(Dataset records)
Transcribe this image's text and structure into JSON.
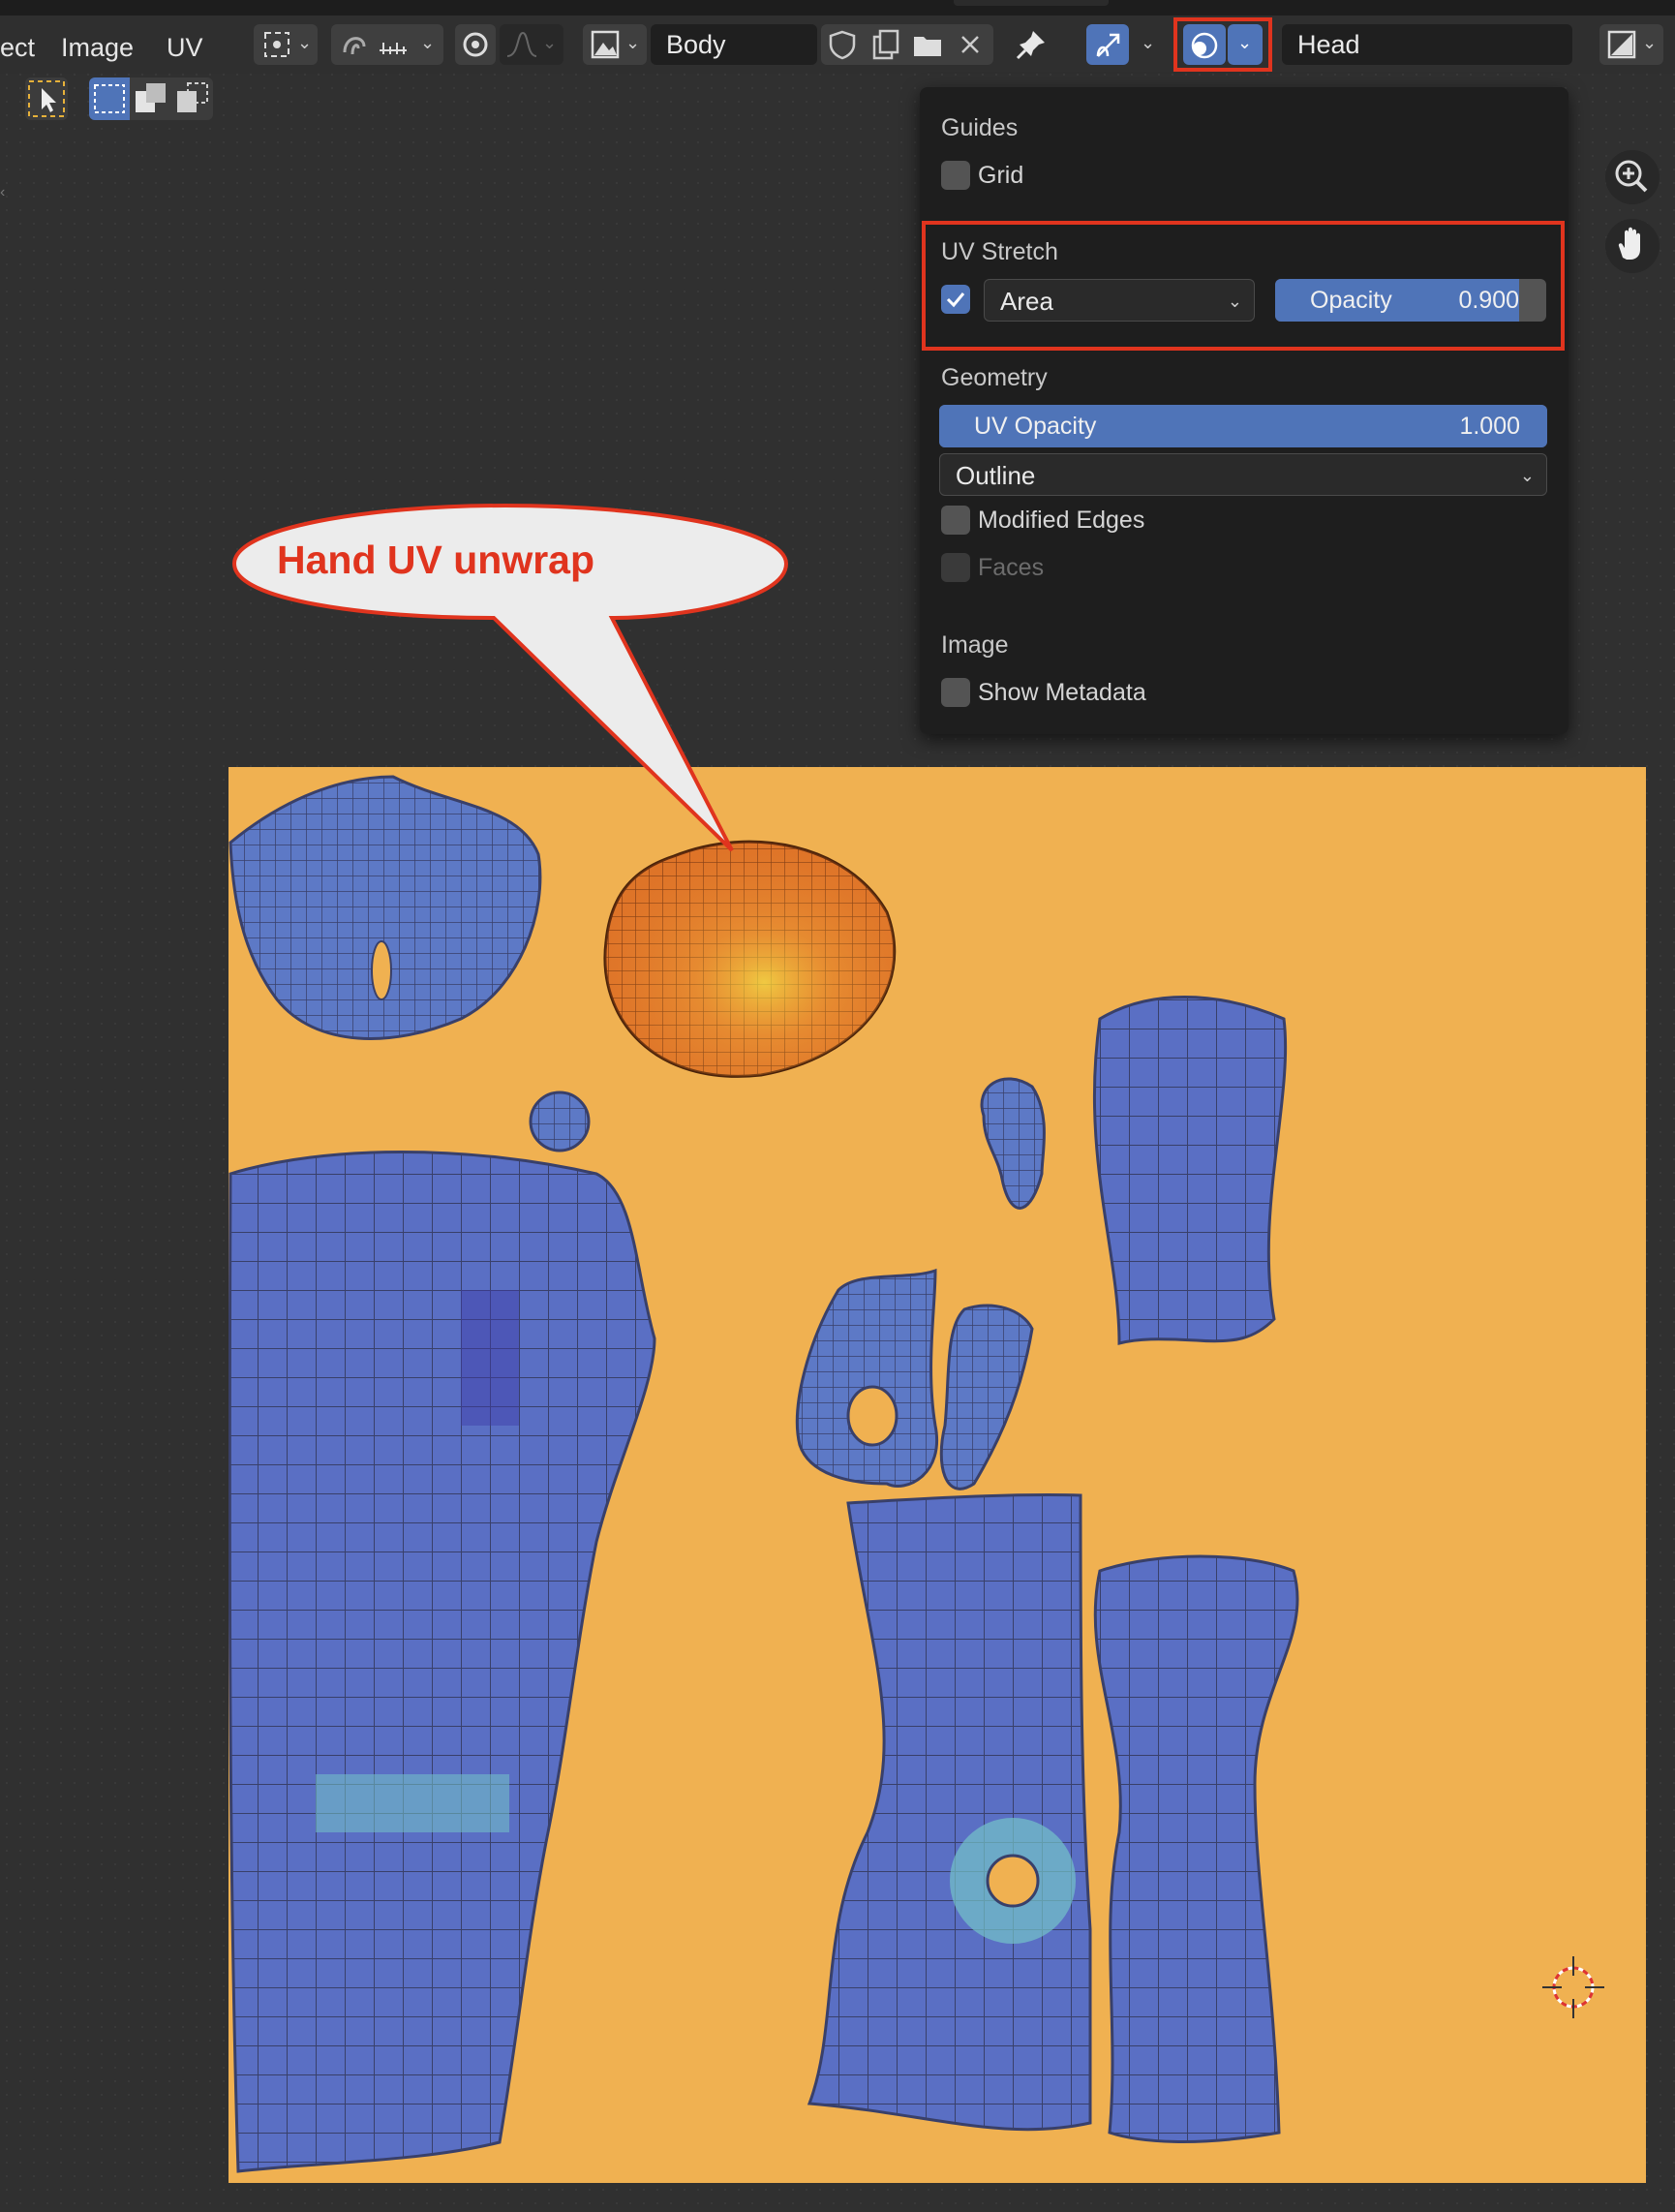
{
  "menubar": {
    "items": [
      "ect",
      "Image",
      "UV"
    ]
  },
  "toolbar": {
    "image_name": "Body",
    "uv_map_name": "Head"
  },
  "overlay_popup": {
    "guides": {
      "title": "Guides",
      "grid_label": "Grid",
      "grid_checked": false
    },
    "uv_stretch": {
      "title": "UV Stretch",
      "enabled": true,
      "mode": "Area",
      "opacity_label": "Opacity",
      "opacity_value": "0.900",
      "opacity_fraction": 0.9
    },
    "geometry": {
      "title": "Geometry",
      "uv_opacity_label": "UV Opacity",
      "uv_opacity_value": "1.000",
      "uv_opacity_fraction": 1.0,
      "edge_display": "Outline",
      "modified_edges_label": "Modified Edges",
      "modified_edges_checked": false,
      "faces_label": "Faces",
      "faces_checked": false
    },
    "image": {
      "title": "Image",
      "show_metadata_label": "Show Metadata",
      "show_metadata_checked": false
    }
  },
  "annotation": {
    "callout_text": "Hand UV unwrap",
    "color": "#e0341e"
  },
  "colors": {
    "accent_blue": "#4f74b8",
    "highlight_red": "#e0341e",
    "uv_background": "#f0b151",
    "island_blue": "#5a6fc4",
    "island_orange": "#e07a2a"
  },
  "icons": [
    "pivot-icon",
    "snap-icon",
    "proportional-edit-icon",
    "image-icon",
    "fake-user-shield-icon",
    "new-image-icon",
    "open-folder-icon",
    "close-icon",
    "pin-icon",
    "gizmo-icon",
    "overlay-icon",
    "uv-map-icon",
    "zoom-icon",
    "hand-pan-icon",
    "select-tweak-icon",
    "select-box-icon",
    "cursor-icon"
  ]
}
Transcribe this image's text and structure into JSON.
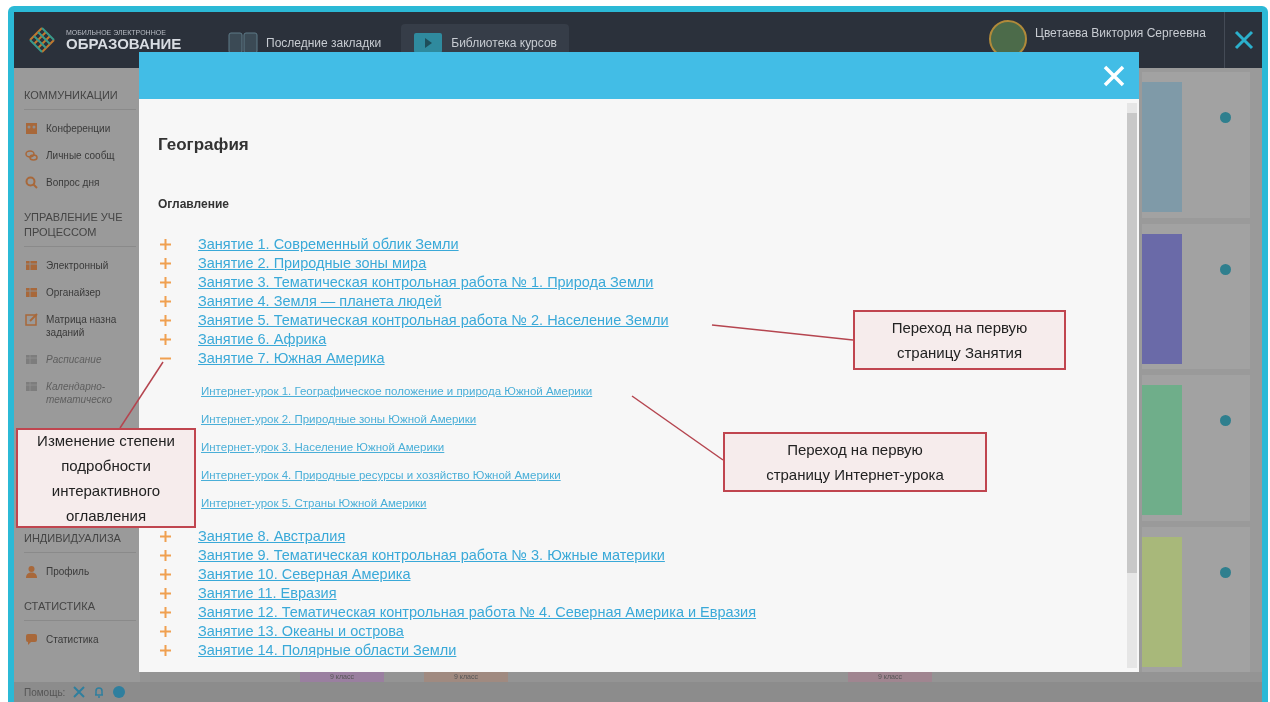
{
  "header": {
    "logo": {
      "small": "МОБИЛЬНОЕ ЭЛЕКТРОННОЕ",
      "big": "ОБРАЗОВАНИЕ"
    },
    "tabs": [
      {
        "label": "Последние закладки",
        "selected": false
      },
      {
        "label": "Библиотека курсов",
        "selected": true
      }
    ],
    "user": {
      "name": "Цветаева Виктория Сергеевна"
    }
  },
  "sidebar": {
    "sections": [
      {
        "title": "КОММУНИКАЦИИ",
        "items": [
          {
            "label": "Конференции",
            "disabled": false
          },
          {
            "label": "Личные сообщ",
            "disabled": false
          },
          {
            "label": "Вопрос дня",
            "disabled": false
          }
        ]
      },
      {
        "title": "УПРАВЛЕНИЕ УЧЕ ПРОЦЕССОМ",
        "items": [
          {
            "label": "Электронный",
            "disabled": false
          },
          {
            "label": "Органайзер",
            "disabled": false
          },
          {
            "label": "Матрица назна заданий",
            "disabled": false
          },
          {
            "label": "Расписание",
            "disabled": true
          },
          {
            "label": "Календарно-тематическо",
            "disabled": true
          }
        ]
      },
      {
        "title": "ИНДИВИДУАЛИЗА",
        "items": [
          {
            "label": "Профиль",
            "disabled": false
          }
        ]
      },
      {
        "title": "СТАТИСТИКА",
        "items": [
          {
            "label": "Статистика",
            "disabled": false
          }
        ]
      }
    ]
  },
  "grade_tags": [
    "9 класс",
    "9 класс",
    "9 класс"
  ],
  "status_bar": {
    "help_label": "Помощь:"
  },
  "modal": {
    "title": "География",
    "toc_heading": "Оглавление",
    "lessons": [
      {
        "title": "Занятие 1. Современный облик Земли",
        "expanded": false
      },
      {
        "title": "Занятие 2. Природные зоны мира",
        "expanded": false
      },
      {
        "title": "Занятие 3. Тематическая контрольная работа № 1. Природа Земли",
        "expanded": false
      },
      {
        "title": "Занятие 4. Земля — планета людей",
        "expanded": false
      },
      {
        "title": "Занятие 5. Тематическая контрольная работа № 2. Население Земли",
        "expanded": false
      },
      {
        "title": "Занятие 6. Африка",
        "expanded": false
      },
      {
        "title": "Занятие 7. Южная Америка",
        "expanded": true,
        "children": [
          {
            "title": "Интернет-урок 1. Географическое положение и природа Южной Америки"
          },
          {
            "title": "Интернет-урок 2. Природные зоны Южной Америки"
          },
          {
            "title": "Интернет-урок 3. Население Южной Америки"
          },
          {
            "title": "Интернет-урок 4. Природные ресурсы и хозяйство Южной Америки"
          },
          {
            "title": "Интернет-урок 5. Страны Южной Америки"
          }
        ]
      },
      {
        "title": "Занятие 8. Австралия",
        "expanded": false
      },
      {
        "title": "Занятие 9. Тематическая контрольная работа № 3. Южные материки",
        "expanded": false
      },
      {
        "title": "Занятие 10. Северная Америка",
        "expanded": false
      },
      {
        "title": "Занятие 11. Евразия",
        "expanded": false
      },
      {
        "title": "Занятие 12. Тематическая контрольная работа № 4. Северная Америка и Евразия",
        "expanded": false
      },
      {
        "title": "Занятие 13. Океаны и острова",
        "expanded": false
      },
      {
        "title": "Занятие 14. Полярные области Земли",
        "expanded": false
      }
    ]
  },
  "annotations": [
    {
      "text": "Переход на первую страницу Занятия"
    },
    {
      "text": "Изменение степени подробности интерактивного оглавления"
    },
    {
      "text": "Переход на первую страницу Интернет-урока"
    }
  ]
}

Work to complete –
Show every line in the entries where the string "контрольная" occurs.

Reply to the task –
        "title": "Занятие 3. Тематическая контрольная работа № 1. Природа Земли",
        "title": "Занятие 5. Тематическая контрольная работа № 2. Население Земли",
        "title": "Занятие 9. Тематическая контрольная работа № 3. Южные материки",
        "title": "Занятие 12. Тематическая контрольная работа № 4. Северная Америка и Евразия",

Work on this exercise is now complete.